Task details:
Repeat the listing in full, preserving every character.

Material for the task:
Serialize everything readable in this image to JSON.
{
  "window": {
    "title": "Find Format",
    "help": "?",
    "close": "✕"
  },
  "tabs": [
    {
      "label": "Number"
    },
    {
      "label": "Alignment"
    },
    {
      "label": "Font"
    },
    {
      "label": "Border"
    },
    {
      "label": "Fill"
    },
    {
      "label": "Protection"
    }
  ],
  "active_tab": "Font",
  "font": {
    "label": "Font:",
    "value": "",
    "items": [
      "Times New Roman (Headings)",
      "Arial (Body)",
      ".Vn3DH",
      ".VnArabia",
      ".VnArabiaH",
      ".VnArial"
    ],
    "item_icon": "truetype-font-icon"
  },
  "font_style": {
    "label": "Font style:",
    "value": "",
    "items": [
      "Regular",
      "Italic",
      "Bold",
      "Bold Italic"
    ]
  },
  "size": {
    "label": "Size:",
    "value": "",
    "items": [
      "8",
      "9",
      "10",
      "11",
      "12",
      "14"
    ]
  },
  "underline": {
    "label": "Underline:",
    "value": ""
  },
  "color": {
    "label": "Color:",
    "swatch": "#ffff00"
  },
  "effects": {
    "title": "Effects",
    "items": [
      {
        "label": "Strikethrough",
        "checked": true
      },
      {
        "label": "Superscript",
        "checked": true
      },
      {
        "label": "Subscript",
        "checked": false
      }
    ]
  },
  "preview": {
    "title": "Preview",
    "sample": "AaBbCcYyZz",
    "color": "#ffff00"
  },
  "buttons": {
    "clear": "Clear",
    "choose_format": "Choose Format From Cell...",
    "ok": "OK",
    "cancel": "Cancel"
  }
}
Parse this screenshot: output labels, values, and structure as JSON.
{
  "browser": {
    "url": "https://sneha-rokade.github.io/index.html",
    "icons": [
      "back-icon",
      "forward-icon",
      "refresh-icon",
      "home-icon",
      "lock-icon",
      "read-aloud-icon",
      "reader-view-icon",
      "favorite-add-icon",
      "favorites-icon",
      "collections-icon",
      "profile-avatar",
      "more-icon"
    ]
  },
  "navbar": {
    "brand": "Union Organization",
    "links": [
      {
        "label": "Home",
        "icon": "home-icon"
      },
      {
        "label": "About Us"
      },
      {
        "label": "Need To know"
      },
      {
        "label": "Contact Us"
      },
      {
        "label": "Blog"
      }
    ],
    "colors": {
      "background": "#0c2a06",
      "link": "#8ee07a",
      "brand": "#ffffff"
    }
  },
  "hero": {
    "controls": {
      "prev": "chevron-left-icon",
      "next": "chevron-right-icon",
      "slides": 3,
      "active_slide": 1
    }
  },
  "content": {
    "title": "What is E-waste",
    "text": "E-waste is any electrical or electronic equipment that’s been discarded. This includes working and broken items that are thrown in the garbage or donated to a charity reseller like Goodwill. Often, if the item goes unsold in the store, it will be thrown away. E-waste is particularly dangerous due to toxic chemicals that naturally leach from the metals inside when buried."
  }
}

Task result:
Serialize everything readable in this image to JSON.
{
  "window": {
    "title": "Find Format",
    "help": "?",
    "close": "✕"
  },
  "tabs": [
    {
      "label": "Number"
    },
    {
      "label": "Alignment"
    },
    {
      "label": "Font"
    },
    {
      "label": "Border"
    },
    {
      "label": "Fill"
    },
    {
      "label": "Protection"
    }
  ],
  "active_tab": "Font",
  "font": {
    "label": "Font:",
    "value": "",
    "items": [
      "Times New Roman (Headings)",
      "Arial (Body)",
      ".Vn3DH",
      ".VnArabia",
      ".VnArabiaH",
      ".VnArial"
    ],
    "item_icon": "truetype-font-icon"
  },
  "font_style": {
    "label": "Font style:",
    "value": "",
    "items": [
      "Regular",
      "Italic",
      "Bold",
      "Bold Italic"
    ]
  },
  "size": {
    "label": "Size:",
    "value": "",
    "items": [
      "8",
      "9",
      "10",
      "11",
      "12",
      "14"
    ]
  },
  "underline": {
    "label": "Underline:",
    "value": ""
  },
  "color": {
    "label": "Color:",
    "swatch": "#ffff00"
  },
  "effects": {
    "title": "Effects",
    "items": [
      {
        "label": "Strikethrough",
        "checked": true
      },
      {
        "label": "Superscript",
        "checked": true
      },
      {
        "label": "Subscript",
        "checked": false
      }
    ]
  },
  "preview": {
    "title": "Preview",
    "sample": "AaBbCcYyZz",
    "color": "#ffff00"
  },
  "buttons": {
    "clear": "Clear",
    "choose_format": "Choose Format From Cell...",
    "ok": "OK",
    "cancel": "Cancel"
  }
}
Parse this screenshot: output labels, values, and structure as JSON.
{
  "browser": {
    "url": "https://sneha-rokade.github.io/index.html",
    "icons": [
      "back-icon",
      "forward-icon",
      "refresh-icon",
      "home-icon",
      "lock-icon",
      "read-aloud-icon",
      "reader-view-icon",
      "favorite-add-icon",
      "favorites-icon",
      "collections-icon",
      "profile-avatar",
      "more-icon"
    ]
  },
  "navbar": {
    "brand": "Union Organization",
    "links": [
      {
        "label": "Home",
        "icon": "home-icon"
      },
      {
        "label": "About Us"
      },
      {
        "label": "Need To know"
      },
      {
        "label": "Contact Us"
      },
      {
        "label": "Blog"
      }
    ],
    "colors": {
      "background": "#0c2a06",
      "link": "#8ee07a",
      "brand": "#ffffff"
    }
  },
  "hero": {
    "controls": {
      "prev": "chevron-left-icon",
      "next": "chevron-right-icon",
      "slides": 3,
      "active_slide": 1
    }
  },
  "content": {
    "title": "What is E-waste",
    "text": "E-waste is any electrical or electronic equipment that’s been discarded. This includes working and broken items that are thrown in the garbage or donated to a charity reseller like Goodwill. Often, if the item goes unsold in the store, it will be thrown away. E-waste is particularly dangerous due to toxic chemicals that naturally leach from the metals inside when buried."
  }
}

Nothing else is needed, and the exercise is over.